The expression of HSP60, a mitochondrial stress marker, was also evaluated by western blot in the different treatment groups of Y79 cells. HSP60 protein was strongly up‐regulated in the atRAL‐treated group compared with controls, and this was significantly reduced by pretreatment with simvastatin (Figure 2i,j), again suggesting that pretreatment with simvastatin alleviates atRAL‐induced mitochondrial stress.

4.3. Treatment with simvastatin induced differentiation of Y79 cells with up‐regulation of specific markers for photoreceptors

Treatment of Y79 cells with simvastatin (500 nM or 1 μM) increased cell adherence (Figure 3a,c,e) and induced morphological features of differentiation (arborization; Figure 3d–e). The Y79 cell line grows in suspension culture (Green et al., 1979). Addition of simvastatin to the culture medium for 24 hr resulted in attachment of the floating Y79 cells to the bottom of the plate as a single layer of cells (Figure 3a,c,e). The Y79 cells developed an arborizing phenotype after treatment with simvastatin (Figure 3d,f) in contrast to control cells (Figure 3b). Red arrows indicate neurite‐like processes of Y79 cells. We performed real‐time PCR analysis of photoreceptor‐specific markers in Y79 cells and found that rhodopsin, GNAT1, OPN1SW, GNAT2, IRBP, and CRX were significantly increased by simvastatin treatment (Figure 3g). Of these photoreceptor markers, IRBP mitigated atRAL‐induced neurotoxicity (Lee et al., 2016). We found that CRX and IRBP protein expression in Y79 cells was significantly up‐regulated after treatment with 500nM simvastatin (Figure 3h–j).

| Actions to take |
a - Transcribe the portion of the simvastatin passage from "The expression of" to "atRAL‐induced mitochondrial stress.".
b - List every photoreceptor-specific marker that the simvastatin passage reports as significantly increased by simvastatin treatment in real-time PCR analysis.
The data that follows comes from a separate source and is unrelated to the simvastatin passage.

| Data records |
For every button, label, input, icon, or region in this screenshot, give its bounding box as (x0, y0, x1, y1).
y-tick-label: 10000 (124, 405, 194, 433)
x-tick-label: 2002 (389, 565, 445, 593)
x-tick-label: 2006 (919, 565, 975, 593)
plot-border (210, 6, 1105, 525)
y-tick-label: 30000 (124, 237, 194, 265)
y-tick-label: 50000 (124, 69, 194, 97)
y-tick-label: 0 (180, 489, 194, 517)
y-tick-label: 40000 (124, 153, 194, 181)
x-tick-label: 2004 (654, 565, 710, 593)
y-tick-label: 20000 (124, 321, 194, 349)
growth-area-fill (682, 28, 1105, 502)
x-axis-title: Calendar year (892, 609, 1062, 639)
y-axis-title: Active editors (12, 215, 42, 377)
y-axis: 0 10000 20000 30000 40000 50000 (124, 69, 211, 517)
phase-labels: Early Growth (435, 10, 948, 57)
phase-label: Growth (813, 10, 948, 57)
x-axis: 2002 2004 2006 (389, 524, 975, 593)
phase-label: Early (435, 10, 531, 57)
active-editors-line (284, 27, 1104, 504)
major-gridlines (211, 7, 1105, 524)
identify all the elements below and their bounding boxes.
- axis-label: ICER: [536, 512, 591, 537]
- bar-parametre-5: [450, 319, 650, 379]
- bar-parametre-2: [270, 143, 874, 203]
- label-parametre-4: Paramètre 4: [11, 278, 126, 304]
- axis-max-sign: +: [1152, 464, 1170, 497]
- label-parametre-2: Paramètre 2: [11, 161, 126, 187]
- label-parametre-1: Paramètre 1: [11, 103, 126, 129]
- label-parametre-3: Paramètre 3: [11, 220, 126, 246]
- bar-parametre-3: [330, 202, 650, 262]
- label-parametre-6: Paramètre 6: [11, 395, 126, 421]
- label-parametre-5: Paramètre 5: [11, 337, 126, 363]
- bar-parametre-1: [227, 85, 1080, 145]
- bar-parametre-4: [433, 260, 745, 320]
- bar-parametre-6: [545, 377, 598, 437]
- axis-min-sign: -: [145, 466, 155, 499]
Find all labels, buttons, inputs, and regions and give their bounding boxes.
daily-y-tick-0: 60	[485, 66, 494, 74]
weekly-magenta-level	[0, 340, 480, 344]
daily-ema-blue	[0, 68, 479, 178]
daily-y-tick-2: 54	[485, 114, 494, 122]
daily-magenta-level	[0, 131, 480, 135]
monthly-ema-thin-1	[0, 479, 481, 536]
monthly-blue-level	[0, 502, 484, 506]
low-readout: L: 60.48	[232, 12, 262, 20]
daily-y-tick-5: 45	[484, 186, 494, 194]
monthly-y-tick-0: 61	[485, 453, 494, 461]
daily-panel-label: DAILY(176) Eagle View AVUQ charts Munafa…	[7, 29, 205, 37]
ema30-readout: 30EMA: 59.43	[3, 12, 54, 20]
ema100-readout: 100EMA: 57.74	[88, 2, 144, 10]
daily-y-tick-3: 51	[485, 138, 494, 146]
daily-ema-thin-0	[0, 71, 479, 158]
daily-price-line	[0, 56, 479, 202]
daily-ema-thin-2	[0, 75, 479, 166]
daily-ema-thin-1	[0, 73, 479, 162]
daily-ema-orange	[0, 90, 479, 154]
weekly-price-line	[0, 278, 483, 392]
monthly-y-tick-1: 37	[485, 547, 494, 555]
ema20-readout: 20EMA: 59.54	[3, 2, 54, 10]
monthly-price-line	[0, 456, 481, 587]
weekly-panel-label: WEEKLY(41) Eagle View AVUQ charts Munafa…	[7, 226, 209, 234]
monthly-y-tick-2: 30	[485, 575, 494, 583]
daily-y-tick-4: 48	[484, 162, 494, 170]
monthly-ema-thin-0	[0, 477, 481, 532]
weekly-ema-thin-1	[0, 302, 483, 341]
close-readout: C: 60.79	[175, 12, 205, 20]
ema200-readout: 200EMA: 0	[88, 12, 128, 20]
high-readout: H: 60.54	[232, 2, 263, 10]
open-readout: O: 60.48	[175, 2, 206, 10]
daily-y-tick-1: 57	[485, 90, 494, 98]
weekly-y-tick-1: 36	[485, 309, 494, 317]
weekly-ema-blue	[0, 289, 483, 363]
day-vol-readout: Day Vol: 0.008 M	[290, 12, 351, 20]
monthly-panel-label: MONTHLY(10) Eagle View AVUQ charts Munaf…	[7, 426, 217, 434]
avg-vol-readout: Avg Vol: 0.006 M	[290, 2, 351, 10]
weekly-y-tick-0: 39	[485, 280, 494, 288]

| Expected outputs |
a -
The expression of HSP60, a mitochondrial stress marker, was also evaluated by western blot in the different treatment groups of Y79 cells. HSP60 protein was strongly up‐regulated in the atRAL‐treated group compared with controls, and this was significantly reduced by pretreatment with simvastatin (Figure 2i,j), again suggesting that pretreatment with simvastatin alleviates atRAL‐induced mitochondrial stress.

b -
- rhodopsin
- GNAT1
- OPN1SW
- GNAT2
- IRBP
- CRX